Select the lines of the records containing the word "Aggiungere" and list them.

▶ _Figure contents as structured data_

[START]

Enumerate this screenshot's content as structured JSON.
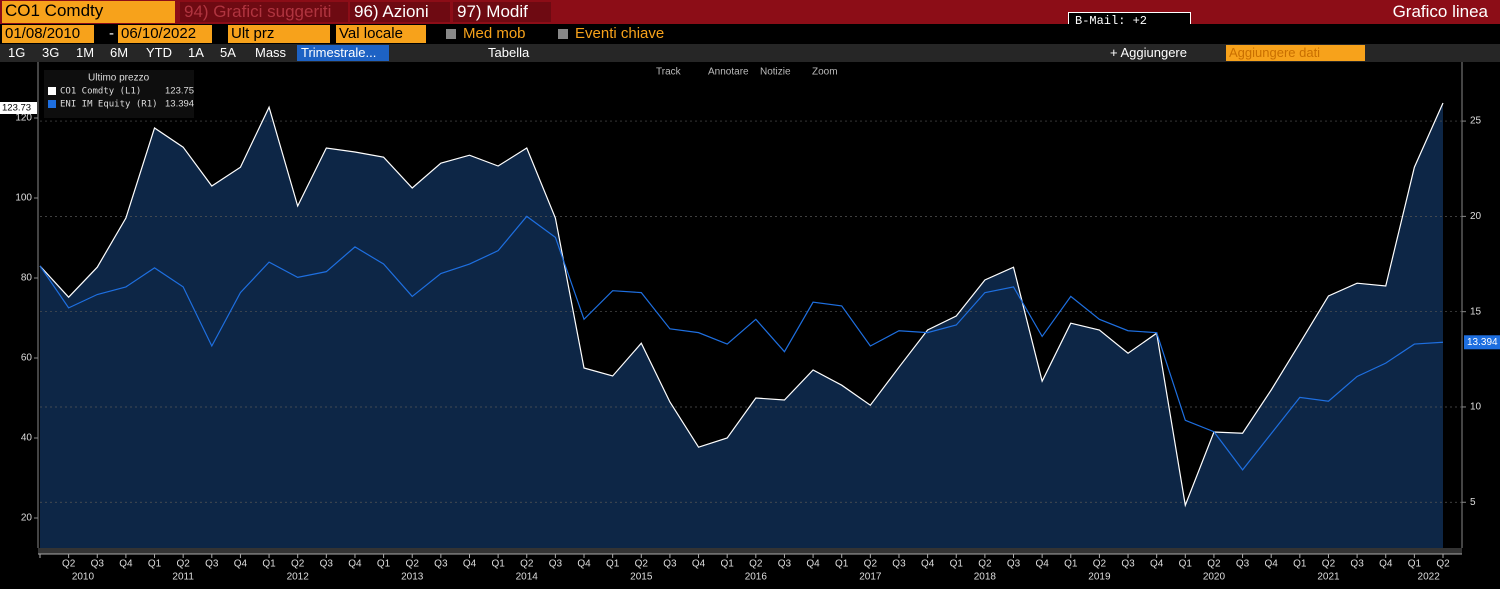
{
  "ui": {
    "top_bar": {
      "security": "CO1 Comdty",
      "suggested": "94) Grafici suggeriti",
      "actions": "96) Azioni",
      "modify": "97) Modif",
      "bmail": "B-Mail: +2",
      "chart_kind": "Grafico linea"
    },
    "date_row": {
      "start": "01/08/2010",
      "dash": "-",
      "end": "06/10/2022",
      "field": "Ult prz",
      "currency": "Val locale",
      "moving_avg": "Med mob",
      "events": "Eventi chiave"
    },
    "range_row": {
      "buttons": [
        "1G",
        "3G",
        "1M",
        "6M",
        "YTD",
        "1A",
        "5A",
        "Mass"
      ],
      "period": "Trimestrale...",
      "table": "Tabella",
      "add": "+ Aggiungere",
      "add_data": "Aggiungere dati"
    },
    "chart_tools": [
      "Track",
      "Annotare",
      "Notizie",
      "Zoom"
    ]
  },
  "chart_data": {
    "type": "line",
    "legend_title": "Ultimo prezzo",
    "left_badge": "123.73",
    "categories": [
      null,
      "Q2",
      "Q3",
      "Q4",
      "Q1",
      "Q2",
      "Q3",
      "Q4",
      "Q1",
      "Q2",
      "Q3",
      "Q4",
      "Q1",
      "Q2",
      "Q3",
      "Q4",
      "Q1",
      "Q2",
      "Q3",
      "Q4",
      "Q1",
      "Q2",
      "Q3",
      "Q4",
      "Q1",
      "Q2",
      "Q3",
      "Q4",
      "Q1",
      "Q2",
      "Q3",
      "Q4",
      "Q1",
      "Q2",
      "Q3",
      "Q4",
      "Q1",
      "Q2",
      "Q3",
      "Q4",
      "Q1",
      "Q2",
      "Q3",
      "Q4",
      "Q1",
      "Q2",
      "Q3",
      "Q4",
      "Q1",
      "Q2"
    ],
    "years": [
      "2010",
      "2011",
      "2012",
      "2013",
      "2014",
      "2015",
      "2016",
      "2017",
      "2018",
      "2019",
      "2020",
      "2021",
      "2022"
    ],
    "series": [
      {
        "name": "CO1 Comdty (L1)",
        "color": "#ffffff",
        "area_color": "#0d2646",
        "values": [
          83,
          75.2,
          82.7,
          95,
          117.5,
          112.7,
          103,
          107.7,
          122.7,
          98,
          112.5,
          111.5,
          110.2,
          102.5,
          108.7,
          110.7,
          108,
          112.5,
          95,
          57.5,
          55.5,
          63.7,
          49,
          37.7,
          40,
          50,
          49.5,
          57,
          53.2,
          48.2,
          57.7,
          67,
          70.5,
          79.5,
          82.7,
          54.2,
          68.7,
          67,
          61.2,
          66.2,
          23.2,
          41.5,
          41.2,
          52,
          63.7,
          75.5,
          78.7,
          78,
          107.7,
          123.75
        ]
      },
      {
        "name": "ENI IM Equity (R1)",
        "color": "#1e6fe0",
        "axis": "y2",
        "values": [
          17.4,
          15.2,
          15.9,
          16.3,
          17.3,
          16.3,
          13.2,
          16.0,
          17.6,
          16.8,
          17.1,
          18.4,
          17.5,
          15.8,
          17.0,
          17.5,
          18.2,
          20.0,
          18.9,
          14.6,
          16.1,
          16.0,
          14.1,
          13.9,
          13.3,
          14.6,
          12.9,
          15.5,
          15.3,
          13.2,
          14.0,
          13.9,
          14.3,
          16.0,
          16.3,
          13.7,
          15.8,
          14.6,
          14.0,
          13.9,
          9.3,
          8.7,
          6.7,
          8.6,
          10.5,
          10.3,
          11.6,
          12.3,
          13.3,
          13.394
        ]
      }
    ],
    "ylim": [
      12.5,
      134
    ],
    "yticks": [
      20,
      40,
      60,
      80,
      100,
      120
    ],
    "y2lim": [
      2.6,
      28.1
    ],
    "y2ticks": [
      5,
      10,
      15,
      20,
      25
    ],
    "grid": true
  }
}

[END]

▶ _Output of the task_
      "add": "+ Aggiungere",
      "add_data": "Aggiungere dati"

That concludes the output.